> CHALLENGE
Filter the data below for the string "Workpiece" and copy each matching line.

> EXERCISE MATERIALS
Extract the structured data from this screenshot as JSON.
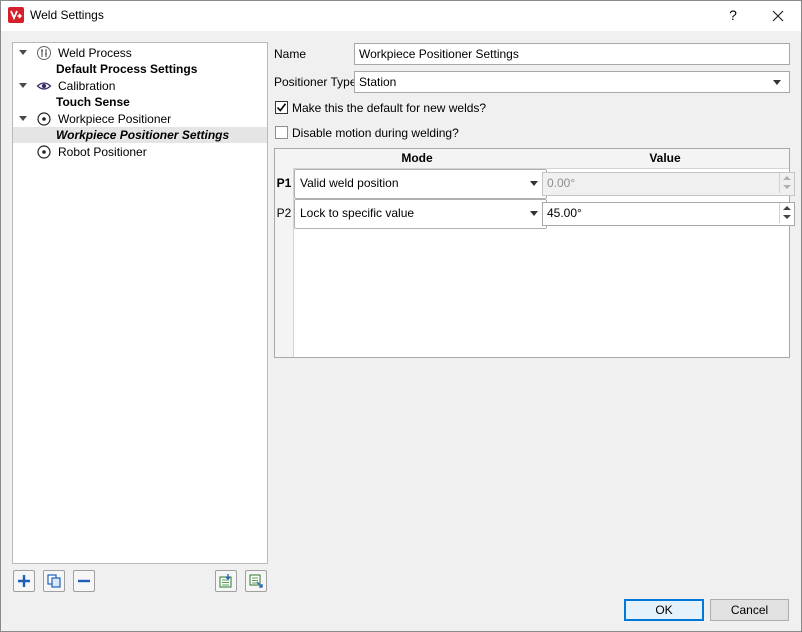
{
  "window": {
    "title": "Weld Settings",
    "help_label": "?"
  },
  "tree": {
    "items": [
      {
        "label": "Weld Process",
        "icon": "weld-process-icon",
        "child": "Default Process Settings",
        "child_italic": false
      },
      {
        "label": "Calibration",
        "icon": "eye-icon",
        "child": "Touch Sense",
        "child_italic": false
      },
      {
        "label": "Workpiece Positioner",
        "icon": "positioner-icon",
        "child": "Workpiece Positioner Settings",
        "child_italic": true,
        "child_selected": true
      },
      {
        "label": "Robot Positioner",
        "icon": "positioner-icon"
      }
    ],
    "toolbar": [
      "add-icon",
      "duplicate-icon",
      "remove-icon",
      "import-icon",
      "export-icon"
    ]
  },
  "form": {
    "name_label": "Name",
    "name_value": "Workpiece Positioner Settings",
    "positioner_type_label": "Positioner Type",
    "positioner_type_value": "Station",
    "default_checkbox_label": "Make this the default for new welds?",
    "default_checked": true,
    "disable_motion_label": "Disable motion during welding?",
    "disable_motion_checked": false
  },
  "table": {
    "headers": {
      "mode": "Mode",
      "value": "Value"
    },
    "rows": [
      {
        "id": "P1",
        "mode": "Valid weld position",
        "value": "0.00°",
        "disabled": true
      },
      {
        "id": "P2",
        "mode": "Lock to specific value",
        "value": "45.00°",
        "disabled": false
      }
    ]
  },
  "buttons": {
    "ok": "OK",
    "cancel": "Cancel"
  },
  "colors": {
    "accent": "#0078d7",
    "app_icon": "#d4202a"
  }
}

* * *

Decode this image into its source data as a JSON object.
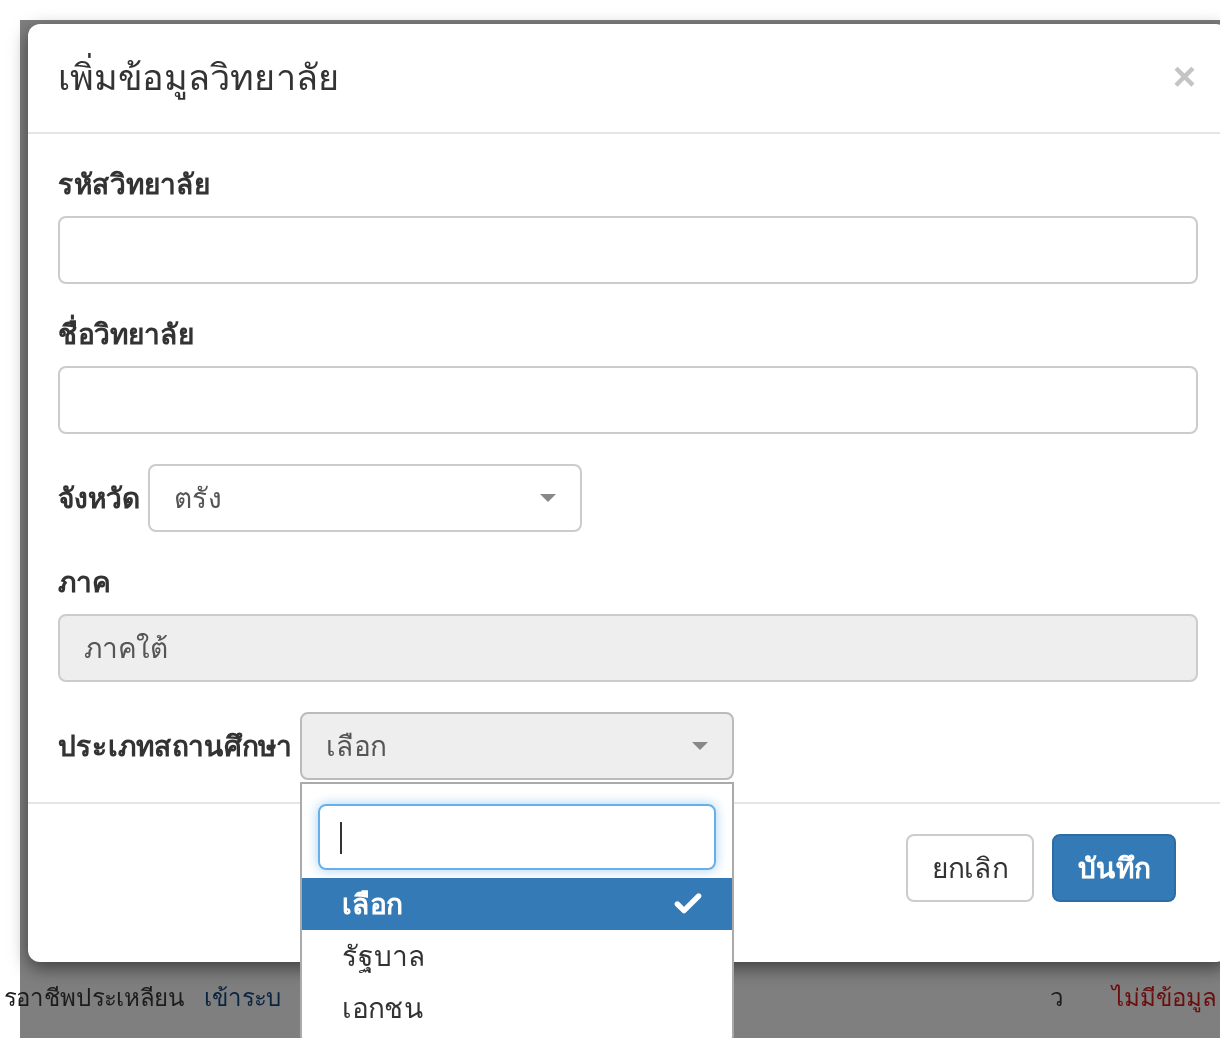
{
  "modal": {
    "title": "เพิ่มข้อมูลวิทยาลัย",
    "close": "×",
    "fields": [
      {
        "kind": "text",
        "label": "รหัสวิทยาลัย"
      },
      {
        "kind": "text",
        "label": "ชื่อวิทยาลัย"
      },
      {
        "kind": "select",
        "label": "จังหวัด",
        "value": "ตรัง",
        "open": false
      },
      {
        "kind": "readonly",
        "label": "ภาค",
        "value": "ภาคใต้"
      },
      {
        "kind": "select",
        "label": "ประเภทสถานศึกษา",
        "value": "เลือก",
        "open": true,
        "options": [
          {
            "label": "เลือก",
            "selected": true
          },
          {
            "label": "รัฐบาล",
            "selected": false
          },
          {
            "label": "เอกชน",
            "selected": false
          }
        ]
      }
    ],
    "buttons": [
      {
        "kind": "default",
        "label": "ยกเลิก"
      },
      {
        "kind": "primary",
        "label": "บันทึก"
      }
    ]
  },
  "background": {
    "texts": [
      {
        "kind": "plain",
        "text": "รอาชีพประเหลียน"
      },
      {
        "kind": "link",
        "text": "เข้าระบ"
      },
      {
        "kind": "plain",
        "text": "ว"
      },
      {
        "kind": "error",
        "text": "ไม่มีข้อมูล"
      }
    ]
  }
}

> COMPLETED EXERCISE
        "label": "Workpiece Positioner",
        "child": "Workpiece Positioner Settings",
    "name_value": "Workpiece Positioner Settings",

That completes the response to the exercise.